Stored data
__________

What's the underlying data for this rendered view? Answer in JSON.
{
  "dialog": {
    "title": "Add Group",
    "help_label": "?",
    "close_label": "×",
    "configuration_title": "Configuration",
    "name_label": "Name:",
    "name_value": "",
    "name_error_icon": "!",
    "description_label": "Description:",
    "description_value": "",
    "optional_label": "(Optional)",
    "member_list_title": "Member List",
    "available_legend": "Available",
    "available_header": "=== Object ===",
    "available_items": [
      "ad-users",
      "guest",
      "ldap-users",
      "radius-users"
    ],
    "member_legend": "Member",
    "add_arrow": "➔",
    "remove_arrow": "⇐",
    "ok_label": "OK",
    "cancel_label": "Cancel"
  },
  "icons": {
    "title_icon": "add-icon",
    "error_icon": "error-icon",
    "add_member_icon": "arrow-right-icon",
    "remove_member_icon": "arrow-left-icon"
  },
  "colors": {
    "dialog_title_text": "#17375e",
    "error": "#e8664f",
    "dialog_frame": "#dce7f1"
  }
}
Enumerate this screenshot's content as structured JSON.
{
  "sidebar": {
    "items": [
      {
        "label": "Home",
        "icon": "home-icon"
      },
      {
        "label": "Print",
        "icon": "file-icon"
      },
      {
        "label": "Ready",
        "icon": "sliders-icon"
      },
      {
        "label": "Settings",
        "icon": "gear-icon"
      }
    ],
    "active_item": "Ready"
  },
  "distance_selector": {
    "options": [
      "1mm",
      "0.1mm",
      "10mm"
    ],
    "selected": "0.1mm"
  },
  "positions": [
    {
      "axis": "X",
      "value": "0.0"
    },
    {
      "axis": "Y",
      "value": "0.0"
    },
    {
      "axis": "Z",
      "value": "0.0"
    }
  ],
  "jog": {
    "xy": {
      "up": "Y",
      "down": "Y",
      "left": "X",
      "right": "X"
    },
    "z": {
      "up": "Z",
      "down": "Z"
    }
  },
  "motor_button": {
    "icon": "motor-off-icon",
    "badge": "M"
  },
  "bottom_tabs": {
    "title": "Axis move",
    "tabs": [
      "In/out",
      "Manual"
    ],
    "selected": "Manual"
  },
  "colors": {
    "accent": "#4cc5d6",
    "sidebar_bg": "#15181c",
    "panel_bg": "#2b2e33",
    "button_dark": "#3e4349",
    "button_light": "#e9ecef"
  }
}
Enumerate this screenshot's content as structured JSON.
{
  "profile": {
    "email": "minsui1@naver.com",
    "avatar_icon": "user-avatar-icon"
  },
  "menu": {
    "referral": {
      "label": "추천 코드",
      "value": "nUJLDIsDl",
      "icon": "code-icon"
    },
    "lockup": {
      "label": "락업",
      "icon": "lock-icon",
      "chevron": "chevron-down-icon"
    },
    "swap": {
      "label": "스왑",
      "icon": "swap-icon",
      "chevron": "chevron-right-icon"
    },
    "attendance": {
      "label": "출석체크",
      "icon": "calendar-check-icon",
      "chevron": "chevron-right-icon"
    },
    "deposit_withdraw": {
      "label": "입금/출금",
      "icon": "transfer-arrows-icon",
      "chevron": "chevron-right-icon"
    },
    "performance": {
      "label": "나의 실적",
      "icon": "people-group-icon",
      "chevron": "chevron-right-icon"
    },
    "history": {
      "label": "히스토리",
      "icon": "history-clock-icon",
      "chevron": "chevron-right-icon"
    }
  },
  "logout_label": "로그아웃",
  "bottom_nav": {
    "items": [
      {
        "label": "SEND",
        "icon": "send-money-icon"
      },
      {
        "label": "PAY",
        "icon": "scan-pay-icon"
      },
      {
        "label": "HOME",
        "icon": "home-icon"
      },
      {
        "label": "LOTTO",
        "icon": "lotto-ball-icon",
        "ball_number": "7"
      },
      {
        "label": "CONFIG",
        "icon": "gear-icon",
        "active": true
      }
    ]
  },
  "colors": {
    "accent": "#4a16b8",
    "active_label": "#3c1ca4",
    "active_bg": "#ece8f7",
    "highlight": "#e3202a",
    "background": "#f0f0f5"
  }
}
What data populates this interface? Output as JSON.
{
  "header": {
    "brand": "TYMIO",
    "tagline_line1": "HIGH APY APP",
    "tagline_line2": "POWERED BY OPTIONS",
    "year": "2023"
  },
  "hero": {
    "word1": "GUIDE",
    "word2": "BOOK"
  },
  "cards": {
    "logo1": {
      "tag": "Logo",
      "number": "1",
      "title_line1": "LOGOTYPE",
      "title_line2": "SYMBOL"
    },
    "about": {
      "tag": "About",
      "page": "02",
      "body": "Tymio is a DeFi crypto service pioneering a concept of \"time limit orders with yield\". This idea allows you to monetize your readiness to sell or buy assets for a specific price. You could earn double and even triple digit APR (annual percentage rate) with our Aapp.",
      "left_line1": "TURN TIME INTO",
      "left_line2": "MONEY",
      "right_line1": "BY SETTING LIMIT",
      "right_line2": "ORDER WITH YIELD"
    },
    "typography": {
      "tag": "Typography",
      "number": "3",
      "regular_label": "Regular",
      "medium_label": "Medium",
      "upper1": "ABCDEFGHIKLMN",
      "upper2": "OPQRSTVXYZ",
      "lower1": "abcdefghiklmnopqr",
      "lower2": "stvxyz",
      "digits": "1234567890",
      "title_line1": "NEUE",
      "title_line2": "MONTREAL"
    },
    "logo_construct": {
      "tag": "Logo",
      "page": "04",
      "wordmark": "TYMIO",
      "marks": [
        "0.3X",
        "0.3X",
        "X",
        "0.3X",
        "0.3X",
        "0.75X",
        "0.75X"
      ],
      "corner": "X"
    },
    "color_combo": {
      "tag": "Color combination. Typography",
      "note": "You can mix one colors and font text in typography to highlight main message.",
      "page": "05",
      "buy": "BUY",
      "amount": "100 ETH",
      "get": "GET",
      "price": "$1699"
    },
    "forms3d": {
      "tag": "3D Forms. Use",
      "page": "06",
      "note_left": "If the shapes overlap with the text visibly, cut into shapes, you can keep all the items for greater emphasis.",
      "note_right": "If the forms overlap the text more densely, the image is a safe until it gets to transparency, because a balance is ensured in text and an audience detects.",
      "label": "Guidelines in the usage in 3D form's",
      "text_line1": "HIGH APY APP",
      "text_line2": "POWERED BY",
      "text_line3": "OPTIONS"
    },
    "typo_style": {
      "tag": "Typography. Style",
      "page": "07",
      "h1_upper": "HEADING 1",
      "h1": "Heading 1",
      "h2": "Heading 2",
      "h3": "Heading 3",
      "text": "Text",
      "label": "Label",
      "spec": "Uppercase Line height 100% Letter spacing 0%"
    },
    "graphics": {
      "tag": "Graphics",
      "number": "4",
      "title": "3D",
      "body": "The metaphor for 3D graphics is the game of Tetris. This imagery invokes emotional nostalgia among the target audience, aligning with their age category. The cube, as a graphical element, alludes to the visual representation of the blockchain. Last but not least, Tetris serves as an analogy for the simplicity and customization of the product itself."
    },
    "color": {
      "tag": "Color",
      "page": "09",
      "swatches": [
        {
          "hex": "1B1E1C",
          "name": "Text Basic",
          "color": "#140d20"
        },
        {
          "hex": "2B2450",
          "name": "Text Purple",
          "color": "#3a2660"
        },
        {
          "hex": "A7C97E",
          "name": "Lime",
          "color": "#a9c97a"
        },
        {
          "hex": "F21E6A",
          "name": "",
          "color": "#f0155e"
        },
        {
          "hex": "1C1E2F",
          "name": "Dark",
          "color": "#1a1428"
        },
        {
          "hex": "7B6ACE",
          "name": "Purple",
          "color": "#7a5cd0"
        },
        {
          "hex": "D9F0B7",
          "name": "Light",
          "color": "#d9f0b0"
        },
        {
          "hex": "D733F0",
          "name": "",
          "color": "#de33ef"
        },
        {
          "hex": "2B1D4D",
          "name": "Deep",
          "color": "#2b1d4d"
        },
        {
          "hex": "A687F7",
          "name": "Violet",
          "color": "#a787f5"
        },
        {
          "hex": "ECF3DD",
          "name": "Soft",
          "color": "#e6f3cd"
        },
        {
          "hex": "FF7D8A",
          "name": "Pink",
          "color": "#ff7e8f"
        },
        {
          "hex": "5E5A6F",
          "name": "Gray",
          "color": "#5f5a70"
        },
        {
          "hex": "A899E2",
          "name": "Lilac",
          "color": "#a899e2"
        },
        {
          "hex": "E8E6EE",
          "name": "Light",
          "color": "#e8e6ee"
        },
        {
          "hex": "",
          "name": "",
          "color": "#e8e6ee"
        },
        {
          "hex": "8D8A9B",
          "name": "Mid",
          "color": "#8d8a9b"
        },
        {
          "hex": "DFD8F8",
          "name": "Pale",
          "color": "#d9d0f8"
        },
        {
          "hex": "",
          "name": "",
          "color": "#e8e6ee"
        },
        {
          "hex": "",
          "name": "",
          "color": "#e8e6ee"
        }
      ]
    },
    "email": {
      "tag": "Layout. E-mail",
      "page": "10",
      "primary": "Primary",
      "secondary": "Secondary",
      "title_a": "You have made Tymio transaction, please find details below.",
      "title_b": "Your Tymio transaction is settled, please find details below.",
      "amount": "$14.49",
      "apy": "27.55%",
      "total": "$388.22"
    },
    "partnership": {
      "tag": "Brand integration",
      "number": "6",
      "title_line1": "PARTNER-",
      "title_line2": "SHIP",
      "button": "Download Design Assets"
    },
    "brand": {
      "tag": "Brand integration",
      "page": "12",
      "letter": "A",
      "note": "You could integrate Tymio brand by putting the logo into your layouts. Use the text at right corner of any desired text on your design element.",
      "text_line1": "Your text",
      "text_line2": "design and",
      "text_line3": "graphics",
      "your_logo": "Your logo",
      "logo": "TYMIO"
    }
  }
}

__________

## Problem description
Copy out every line of the material above that mentions the word "What".

## Exercise solution
What's the underlying data for this rendered view? Answer in JSON.
What data populates this interface? Output as JSON.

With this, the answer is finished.